Segment Start: Excerpt

Background information
- Born: 3 May 1951
- Origin: Toulon, France
- Died: 21 November 2025 (aged 74) Bordeaux, France
- Genres: French pop; pop rock; rock;
- Occupation: Singer; songwriter;
- Years active: 1975–2025
- Labels: Universal Music Group;
- Website: Official website

= Jean Guidoni =

French singer and songwriter (1952–2025)

Jean Guidoni (3 May 1951 – 21 November 2025) was a French singer and songwriter.

==Music career==
Jean Guidoni started recording in 1975, and in 1977, recorded his first album with a song written by Jacques Lanzmann. Pierre Philippe, wrote for the album Je Marche Dans les Villes ("I walk in the cities") for him, released in 1980. The major themes were homosexuality and BDSM, and the album was awarded the prestigious Grand Prix du Disque for French Song by the Académie Charles Cros in 1981.

The Argentine tango composer Astor Piazzolla composed the music for his next album, still with lyrics by Pierre Philippe, Crime Passionnel. His 1985 album Putains ("Whores") was considered "scandalous".

In 1987, he wrote the lyrics of his album Tigre de Porcelaine, which received one more award from the Académie Charles Cros. In a series of shows, he performed in drag.

In 1995, the film-composer Michel Legrand composed the music for his album Vertigo, containing a song about dealing with AIDS, N'Oublie Jamais Qui Tu Es. Juliette Noureddine, who formerly worked with Pierre Philippe, participated in the writing of the 1999 show Fin de Siècle.

Segment End: Excerpt
Segment Start: Data section

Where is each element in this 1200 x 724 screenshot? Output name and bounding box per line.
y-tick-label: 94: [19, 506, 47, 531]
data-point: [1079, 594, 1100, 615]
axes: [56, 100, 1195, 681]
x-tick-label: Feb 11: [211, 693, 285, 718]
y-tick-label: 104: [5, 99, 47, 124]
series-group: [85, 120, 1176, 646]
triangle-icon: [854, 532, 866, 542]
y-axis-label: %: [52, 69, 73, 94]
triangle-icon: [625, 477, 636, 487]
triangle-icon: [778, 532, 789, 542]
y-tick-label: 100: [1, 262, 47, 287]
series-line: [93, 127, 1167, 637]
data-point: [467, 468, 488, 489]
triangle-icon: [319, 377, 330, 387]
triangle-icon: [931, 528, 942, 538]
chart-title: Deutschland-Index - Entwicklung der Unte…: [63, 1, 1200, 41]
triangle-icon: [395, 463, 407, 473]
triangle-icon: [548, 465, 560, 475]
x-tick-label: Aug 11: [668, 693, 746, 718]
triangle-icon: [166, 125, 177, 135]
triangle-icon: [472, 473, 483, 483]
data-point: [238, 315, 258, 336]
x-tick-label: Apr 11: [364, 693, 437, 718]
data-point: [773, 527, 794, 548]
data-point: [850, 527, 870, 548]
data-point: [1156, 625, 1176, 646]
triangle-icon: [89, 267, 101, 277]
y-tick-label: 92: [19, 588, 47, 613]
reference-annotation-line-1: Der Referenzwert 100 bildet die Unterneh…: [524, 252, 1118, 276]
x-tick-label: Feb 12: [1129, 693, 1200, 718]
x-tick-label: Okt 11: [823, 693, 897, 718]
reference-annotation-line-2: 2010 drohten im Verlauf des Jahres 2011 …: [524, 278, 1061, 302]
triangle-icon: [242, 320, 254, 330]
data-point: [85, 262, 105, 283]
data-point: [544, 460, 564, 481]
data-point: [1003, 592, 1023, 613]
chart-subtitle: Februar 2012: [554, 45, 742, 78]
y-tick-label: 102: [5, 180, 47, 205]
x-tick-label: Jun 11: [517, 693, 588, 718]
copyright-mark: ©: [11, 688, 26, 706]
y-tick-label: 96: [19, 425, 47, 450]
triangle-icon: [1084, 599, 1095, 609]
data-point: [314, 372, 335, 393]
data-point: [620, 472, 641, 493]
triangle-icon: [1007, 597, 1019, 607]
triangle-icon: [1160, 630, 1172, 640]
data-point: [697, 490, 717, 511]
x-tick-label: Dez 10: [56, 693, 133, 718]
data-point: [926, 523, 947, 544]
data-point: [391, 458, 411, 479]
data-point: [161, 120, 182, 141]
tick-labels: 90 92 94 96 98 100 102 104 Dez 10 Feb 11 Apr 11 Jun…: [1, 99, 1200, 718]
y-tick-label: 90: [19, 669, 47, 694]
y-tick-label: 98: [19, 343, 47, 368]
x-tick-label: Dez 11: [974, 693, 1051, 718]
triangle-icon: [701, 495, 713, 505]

Segment End: Data section

* _Work instruction 1_: Write out the part of the Jean Guidoni excerpt starting with "The Argentine tango" and going on through "performed in drag.".
* _Work instruction 2_: According to the Jean Guidoni excerpt, who composed the music for the album Vertigo?
* _Work instruction 3_: Please write what comes next in the Jean Guidoni excerpt, picking up after its last sentence.
The rows have no connection to the Jean Guidoni excerpt.

* _Task answer 1_:
The Argentine tango composer Astor Piazzolla composed the music for his next album, still with lyrics by Pierre Philippe, Crime Passionnel. His 1985 album Putains ("Whores") was considered "scandalous".

In 1987, he wrote the lyrics of his album Tigre de Porcelaine, which received one more award from the Académie Charles Cros. In a series of shows, he performed in drag.

* _Task answer 2_: Michel Legrand

* _Task answer 3_:
His next album was released in 2004, with lyrics by writers Marie Nimier and Jean Rouaud, on music by new Francophone singers such as Daniel Lavoie and Édith Fambuena. La Pointe Rouge saw the participation of Dominique A, Philippe Katerine and Jeanne Cherhal, among others.

In 2008, he paid homage to French poet Jacques Prévert with an album of his songs, two of which with music by Thierry Escaich.

==Personal life and death==
Jean Guidoni never hid his homosexuality and chose to perform many songs with LGBT-related themes.

Guidoni died on 21 November 2025, at the age of 74.

==Discography==
- Guidoni 77 (1977)
- Guidoni 78 (1978)
- Je marche dans les villes (1980)
- Crime passionnel (1982)
- Le Rouge et le Rose (1983)
- Putains (1985)
- Tigre de porcelaine (1987)
- Aux tourniquets des grands cafés (1990)
- Cas particuliers (1993)
- Vertigo (1995)
- Trapèze (2004)
- La Pointe rouge (2007)
- Chante Prévert – Étranges étrangers (2008)
- Paris – Milan (2014)
- Légendes urbaines (2017)
- Avec des si (2022)

===Live albums===
- Chromos (1986)
- Jean Guidoni à L'Olympia (1988)
- Concert 1989
- Fin de siècle 1 & 2 (1999–2000)
- Crime passionnel (2001)

===Best of===
- Fenêtre sur cœur (1997)
- Long Box (2003)
- Scènes de vie (2004)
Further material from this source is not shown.